**Directions for this task**
For each line that holds "JSON", copy the line out.

Records contained in a dataset:
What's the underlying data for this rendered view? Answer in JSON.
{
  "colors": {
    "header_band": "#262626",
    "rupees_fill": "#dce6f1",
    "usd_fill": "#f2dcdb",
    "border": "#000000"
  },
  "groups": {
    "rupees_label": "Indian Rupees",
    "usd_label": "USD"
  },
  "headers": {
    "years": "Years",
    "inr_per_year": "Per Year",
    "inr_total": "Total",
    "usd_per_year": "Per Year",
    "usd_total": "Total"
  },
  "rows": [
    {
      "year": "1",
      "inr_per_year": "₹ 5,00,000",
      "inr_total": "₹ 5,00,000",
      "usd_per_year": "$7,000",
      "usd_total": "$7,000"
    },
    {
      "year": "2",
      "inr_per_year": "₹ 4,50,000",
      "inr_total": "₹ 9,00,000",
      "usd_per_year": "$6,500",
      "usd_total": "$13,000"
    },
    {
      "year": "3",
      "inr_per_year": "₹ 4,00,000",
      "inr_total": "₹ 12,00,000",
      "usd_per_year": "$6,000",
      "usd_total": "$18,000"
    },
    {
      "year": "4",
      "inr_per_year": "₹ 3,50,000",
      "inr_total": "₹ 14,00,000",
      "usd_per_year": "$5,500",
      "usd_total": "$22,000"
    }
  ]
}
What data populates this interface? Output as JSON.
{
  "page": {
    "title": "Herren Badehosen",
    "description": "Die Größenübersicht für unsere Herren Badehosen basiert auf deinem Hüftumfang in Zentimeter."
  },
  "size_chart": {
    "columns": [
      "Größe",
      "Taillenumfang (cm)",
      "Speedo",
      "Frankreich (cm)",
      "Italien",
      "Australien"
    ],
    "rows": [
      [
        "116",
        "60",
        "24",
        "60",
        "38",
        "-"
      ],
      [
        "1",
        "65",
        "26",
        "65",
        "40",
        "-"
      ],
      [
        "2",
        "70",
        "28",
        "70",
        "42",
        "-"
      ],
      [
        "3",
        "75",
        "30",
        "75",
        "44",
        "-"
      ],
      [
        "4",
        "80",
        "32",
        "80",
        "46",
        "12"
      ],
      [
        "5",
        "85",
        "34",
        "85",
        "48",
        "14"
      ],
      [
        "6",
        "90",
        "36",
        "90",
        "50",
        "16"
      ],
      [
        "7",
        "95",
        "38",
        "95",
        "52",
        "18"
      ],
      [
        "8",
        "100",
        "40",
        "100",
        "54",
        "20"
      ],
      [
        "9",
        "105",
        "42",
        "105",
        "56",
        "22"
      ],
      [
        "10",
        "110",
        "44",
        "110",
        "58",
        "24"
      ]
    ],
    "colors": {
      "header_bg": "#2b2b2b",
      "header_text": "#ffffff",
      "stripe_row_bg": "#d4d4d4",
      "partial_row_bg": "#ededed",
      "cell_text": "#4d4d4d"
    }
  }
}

**Written answer**
What's the underlying data for this rendered view? Answer in JSON.
What data populates this interface? Output as JSON.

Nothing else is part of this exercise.